**Problem statement**: Give the entries again exactly, every one of them.
— Start Listed records —
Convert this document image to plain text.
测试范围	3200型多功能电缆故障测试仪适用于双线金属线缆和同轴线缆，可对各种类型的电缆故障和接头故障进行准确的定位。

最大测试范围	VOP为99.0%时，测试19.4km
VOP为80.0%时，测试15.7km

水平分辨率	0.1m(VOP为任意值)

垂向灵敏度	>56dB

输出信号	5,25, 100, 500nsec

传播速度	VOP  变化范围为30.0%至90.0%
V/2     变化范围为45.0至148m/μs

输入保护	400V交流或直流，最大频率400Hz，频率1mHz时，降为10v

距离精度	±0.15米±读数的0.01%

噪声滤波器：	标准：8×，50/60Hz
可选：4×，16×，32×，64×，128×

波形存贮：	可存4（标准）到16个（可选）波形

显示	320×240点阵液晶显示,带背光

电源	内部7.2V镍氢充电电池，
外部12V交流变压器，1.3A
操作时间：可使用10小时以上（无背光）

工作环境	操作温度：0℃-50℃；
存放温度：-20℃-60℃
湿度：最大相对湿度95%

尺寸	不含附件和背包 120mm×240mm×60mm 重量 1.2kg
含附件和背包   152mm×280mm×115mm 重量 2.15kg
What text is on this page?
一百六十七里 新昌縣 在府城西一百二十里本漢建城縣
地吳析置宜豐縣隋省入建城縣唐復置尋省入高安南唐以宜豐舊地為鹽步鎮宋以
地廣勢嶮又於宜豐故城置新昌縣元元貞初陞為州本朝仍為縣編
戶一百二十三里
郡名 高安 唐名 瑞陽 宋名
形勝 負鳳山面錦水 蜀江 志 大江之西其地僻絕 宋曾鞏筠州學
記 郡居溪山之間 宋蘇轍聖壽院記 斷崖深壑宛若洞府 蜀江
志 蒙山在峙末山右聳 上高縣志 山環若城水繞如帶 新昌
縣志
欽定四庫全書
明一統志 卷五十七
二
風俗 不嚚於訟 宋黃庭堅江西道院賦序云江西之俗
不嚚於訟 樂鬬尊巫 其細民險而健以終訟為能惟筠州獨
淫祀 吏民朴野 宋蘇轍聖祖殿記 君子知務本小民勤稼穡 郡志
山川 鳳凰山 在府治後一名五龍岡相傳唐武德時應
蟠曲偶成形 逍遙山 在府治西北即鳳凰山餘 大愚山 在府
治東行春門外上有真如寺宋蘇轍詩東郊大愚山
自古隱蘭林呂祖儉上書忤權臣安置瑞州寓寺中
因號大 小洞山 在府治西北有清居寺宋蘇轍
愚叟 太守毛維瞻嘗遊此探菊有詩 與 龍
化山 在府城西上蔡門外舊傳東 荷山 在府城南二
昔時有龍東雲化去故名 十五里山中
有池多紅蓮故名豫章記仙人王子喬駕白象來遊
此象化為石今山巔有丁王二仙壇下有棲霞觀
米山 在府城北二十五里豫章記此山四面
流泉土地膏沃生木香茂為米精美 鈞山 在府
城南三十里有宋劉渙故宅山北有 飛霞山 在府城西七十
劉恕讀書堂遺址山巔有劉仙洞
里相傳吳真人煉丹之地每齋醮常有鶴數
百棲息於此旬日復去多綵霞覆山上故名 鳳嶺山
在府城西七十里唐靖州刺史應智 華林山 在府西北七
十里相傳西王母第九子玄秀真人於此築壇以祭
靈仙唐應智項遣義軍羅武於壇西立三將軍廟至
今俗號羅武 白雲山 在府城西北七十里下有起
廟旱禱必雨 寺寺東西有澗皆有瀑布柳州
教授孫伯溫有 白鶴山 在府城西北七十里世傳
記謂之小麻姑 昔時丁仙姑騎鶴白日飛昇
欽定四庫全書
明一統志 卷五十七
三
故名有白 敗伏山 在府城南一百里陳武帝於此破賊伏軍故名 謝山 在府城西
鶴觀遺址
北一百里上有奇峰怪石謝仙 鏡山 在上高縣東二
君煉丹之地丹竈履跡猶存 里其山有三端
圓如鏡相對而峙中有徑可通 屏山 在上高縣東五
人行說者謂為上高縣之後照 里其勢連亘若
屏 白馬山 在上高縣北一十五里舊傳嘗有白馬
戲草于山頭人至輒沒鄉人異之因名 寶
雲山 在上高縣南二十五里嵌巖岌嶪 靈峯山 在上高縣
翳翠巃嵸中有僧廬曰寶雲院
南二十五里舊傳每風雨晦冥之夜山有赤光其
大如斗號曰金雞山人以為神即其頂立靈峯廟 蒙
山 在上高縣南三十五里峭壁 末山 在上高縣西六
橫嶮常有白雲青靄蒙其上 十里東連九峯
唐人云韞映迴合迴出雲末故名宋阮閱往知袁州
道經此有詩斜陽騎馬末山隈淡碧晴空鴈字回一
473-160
— End Listed records —
**Output of the exercise**:
Convert this document image to plain text.
测试范围	3200型多功能电缆故障测试仪适用于双线金属线缆和同轴线缆，可对各种类型的电缆故障和接头故障进行准确的定位。

最大测试范围	VOP为99.0%时，测试19.4km
VOP为80.0%时，测试15.7km

水平分辨率	0.1m(VOP为任意值)

垂向灵敏度	>56dB

输出信号	5,25, 100, 500nsec

传播速度	VOP  变化范围为30.0%至90.0%
V/2     变化范围为45.0至148m/μs

输入保护	400V交流或直流，最大频率400Hz，频率1mHz时，降为10v

距离精度	±0.15米±读数的0.01%

噪声滤波器：	标准：8×，50/60Hz
可选：4×，16×，32×，64×，128×

波形存贮：	可存4（标准）到16个（可选）波形

显示	320×240点阵液晶显示,带背光

电源	内部7.2V镍氢充电电池，
外部12V交流变压器，1.3A
操作时间：可使用10小时以上（无背光）

工作环境	操作温度：0℃-50℃；
存放温度：-20℃-60℃
湿度：最大相对湿度95%

尺寸	不含附件和背包 120mm×240mm×60mm 重量 1.2kg
含附件和背包   152mm×280mm×115mm 重量 2.15kg
What text is on this page?
一百六十七里 新昌縣 在府城西一百二十里本漢建城縣
地吳析置宜豐縣隋省入建城縣唐復置尋省入高安南唐以宜豐舊地為鹽步鎮宋以
地廣勢嶮又於宜豐故城置新昌縣元元貞初陞為州本朝仍為縣編
戶一百二十三里
郡名 高安 唐名 瑞陽 宋名
形勝 負鳳山面錦水 蜀江 志 大江之西其地僻絕 宋曾鞏筠州學
記 郡居溪山之間 宋蘇轍聖壽院記 斷崖深壑宛若洞府 蜀江
志 蒙山在峙末山右聳 上高縣志 山環若城水繞如帶 新昌
縣志
欽定四庫全書
明一統志 卷五十七
二
風俗 不嚚於訟 宋黃庭堅江西道院賦序云江西之俗
不嚚於訟 樂鬬尊巫 其細民險而健以終訟為能惟筠州獨
淫祀 吏民朴野 宋蘇轍聖祖殿記 君子知務本小民勤稼穡 郡志
山川 鳳凰山 在府治後一名五龍岡相傳唐武德時應
蟠曲偶成形 逍遙山 在府治西北即鳳凰山餘 大愚山 在府
治東行春門外上有真如寺宋蘇轍詩東郊大愚山
自古隱蘭林呂祖儉上書忤權臣安置瑞州寓寺中
因號大 小洞山 在府治西北有清居寺宋蘇轍
愚叟 太守毛維瞻嘗遊此探菊有詩 與 龍
化山 在府城西上蔡門外舊傳東 荷山 在府城南二
昔時有龍東雲化去故名 十五里山中
有池多紅蓮故名豫章記仙人王子喬駕白象來遊
此象化為石今山巔有丁王二仙壇下有棲霞觀
米山 在府城北二十五里豫章記此山四面
流泉土地膏沃生木香茂為米精美 鈞山 在府
城南三十里有宋劉渙故宅山北有 飛霞山 在府城西七十
劉恕讀書堂遺址山巔有劉仙洞
里相傳吳真人煉丹之地每齋醮常有鶴數
百棲息於此旬日復去多綵霞覆山上故名 鳳嶺山
在府城西七十里唐靖州刺史應智 華林山 在府西北七
十里相傳西王母第九子玄秀真人於此築壇以祭
靈仙唐應智項遣義軍羅武於壇西立三將軍廟至
今俗號羅武 白雲山 在府城西北七十里下有起
廟旱禱必雨 寺寺東西有澗皆有瀑布柳州
教授孫伯溫有 白鶴山 在府城西北七十里世傳
記謂之小麻姑 昔時丁仙姑騎鶴白日飛昇
欽定四庫全書
明一統志 卷五十七
三
故名有白 敗伏山 在府城南一百里陳武帝於此破賊伏軍故名 謝山 在府城西
鶴觀遺址
北一百里上有奇峰怪石謝仙 鏡山 在上高縣東二
君煉丹之地丹竈履跡猶存 里其山有三端
圓如鏡相對而峙中有徑可通 屏山 在上高縣東五
人行說者謂為上高縣之後照 里其勢連亘若
屏 白馬山 在上高縣北一十五里舊傳嘗有白馬
戲草于山頭人至輒沒鄉人異之因名 寶
雲山 在上高縣南二十五里嵌巖岌嶪 靈峯山 在上高縣
翳翠巃嵸中有僧廬曰寶雲院
南二十五里舊傳每風雨晦冥之夜山有赤光其
大如斗號曰金雞山人以為神即其頂立靈峯廟 蒙
山 在上高縣南三十五里峭壁 末山 在上高縣西六
橫嶮常有白雲青靄蒙其上 十里東連九峯
唐人云韞映迴合迴出雲末故名宋阮閱往知袁州
道經此有詩斜陽騎馬末山隈淡碧晴空鴈字回一
473-160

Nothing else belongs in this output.